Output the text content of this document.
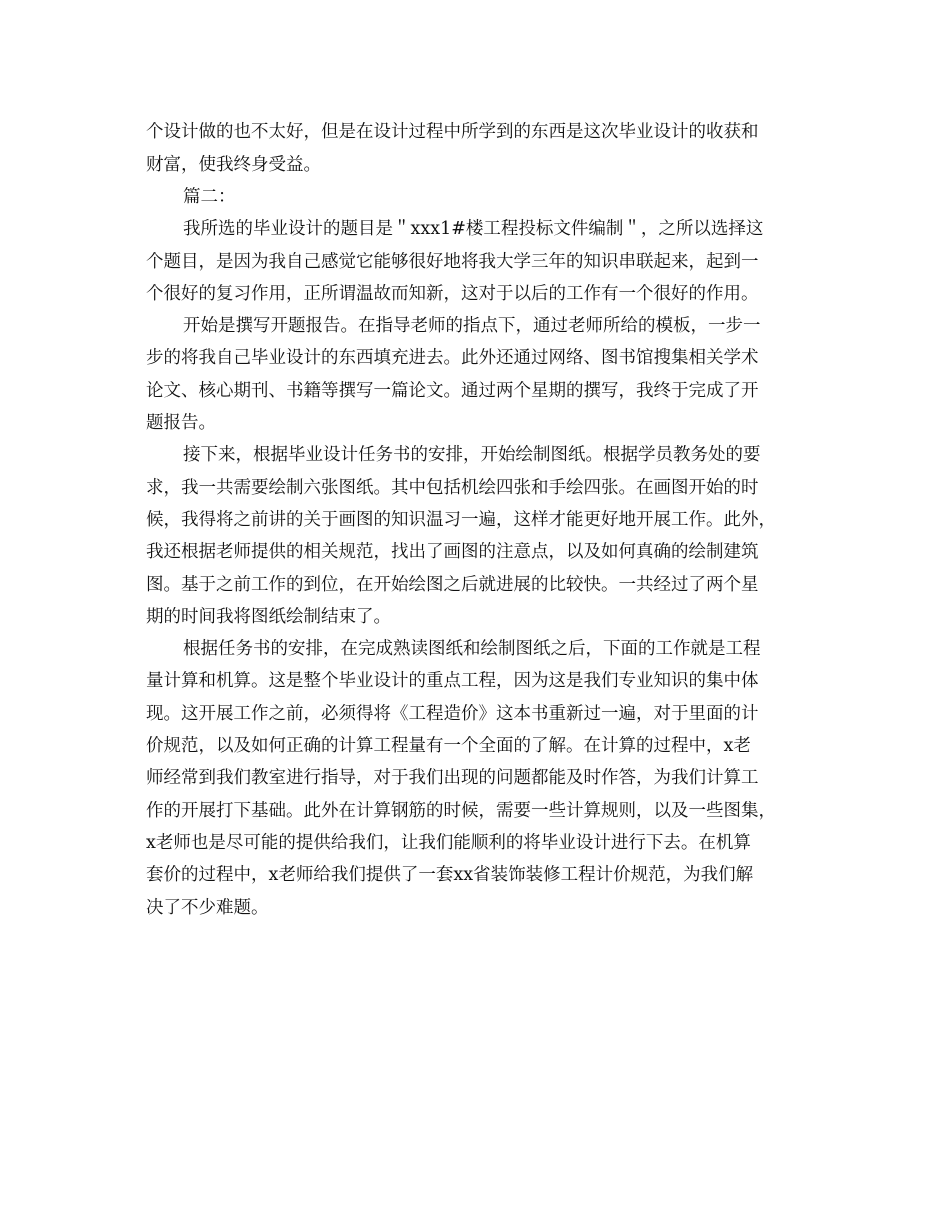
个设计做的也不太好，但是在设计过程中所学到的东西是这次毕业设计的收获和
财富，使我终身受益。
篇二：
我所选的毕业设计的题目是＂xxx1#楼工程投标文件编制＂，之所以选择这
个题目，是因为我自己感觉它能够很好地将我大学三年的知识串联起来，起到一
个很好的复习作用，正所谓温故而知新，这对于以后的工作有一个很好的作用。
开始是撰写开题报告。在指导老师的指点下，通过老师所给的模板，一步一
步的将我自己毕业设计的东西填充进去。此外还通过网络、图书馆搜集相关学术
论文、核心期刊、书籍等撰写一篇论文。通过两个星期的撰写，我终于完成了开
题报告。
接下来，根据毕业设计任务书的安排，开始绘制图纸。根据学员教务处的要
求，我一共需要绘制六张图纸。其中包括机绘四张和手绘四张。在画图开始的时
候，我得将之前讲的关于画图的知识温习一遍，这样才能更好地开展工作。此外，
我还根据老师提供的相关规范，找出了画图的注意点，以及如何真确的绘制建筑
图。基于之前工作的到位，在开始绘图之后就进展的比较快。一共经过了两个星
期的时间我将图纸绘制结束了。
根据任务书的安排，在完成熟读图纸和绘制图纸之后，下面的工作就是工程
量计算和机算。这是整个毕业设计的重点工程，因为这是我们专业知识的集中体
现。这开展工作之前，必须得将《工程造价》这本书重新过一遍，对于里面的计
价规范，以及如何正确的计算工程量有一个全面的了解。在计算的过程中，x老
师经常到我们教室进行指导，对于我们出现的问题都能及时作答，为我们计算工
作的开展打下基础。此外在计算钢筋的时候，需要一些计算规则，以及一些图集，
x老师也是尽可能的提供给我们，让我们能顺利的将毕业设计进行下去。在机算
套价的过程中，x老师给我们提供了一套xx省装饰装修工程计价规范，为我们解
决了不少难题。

==

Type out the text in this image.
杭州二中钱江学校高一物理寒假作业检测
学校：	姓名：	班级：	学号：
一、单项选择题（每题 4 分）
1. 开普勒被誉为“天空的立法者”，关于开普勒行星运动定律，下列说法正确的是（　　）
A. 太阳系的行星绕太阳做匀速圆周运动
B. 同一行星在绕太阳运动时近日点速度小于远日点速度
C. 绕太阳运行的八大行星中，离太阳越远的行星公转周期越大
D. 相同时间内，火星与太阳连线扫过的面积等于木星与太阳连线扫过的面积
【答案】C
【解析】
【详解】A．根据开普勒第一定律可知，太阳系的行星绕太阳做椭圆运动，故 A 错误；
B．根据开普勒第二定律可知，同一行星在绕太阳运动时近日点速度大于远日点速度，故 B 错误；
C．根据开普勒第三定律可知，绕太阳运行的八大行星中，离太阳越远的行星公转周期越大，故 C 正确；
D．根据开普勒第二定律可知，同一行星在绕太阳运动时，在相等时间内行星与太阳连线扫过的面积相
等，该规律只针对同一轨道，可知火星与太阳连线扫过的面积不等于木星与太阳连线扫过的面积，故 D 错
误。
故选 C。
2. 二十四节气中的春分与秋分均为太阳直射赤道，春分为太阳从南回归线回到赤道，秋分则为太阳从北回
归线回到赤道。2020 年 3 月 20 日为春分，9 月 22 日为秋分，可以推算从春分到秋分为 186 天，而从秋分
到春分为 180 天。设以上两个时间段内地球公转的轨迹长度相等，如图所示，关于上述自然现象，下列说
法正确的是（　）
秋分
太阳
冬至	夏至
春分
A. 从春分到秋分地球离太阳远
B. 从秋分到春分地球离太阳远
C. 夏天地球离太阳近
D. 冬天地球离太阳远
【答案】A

= Task prompt =
Determine how many lines in the data above contain the string "this". Give nothing except the number.

= Correct output =
2